→ **Material supplied**:
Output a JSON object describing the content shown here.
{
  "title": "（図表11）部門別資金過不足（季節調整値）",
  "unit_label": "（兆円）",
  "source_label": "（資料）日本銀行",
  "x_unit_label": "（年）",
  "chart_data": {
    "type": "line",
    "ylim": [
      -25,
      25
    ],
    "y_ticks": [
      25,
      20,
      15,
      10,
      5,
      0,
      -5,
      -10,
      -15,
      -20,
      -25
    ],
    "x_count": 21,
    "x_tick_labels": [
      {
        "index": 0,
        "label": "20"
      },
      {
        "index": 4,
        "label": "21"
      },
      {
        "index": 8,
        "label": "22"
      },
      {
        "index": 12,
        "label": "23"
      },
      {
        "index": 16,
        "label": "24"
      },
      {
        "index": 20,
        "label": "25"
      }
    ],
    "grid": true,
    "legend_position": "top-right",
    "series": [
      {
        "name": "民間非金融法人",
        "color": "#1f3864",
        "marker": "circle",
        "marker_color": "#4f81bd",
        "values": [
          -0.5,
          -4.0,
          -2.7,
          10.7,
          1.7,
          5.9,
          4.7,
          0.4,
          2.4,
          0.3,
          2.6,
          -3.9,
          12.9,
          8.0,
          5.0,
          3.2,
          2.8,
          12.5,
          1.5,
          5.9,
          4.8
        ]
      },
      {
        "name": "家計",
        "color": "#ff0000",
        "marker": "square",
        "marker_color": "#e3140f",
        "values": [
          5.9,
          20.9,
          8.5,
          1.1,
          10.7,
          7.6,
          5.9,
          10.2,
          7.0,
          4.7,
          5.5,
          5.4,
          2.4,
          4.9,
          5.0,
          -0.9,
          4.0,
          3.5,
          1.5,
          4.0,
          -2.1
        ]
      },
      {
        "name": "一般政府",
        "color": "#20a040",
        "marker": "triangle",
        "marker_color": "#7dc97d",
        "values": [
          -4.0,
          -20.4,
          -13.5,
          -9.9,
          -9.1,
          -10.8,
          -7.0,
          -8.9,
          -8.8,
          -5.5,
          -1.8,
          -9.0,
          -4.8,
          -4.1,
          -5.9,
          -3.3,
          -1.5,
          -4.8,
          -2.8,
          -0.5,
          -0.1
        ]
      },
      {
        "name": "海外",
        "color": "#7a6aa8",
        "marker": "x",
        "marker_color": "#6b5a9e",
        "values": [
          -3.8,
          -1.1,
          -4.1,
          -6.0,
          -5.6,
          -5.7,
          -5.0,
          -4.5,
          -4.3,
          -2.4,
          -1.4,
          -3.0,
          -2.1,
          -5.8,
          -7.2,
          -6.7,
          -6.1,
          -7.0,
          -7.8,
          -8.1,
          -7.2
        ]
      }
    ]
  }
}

→ **Stated goal**:
Show each line of the listing that holds the string "index".

→ **Response**:
        "index": 0,
        "index": 4,
        "index": 8,
        "index": 12,
        "index": 16,
        "index": 20,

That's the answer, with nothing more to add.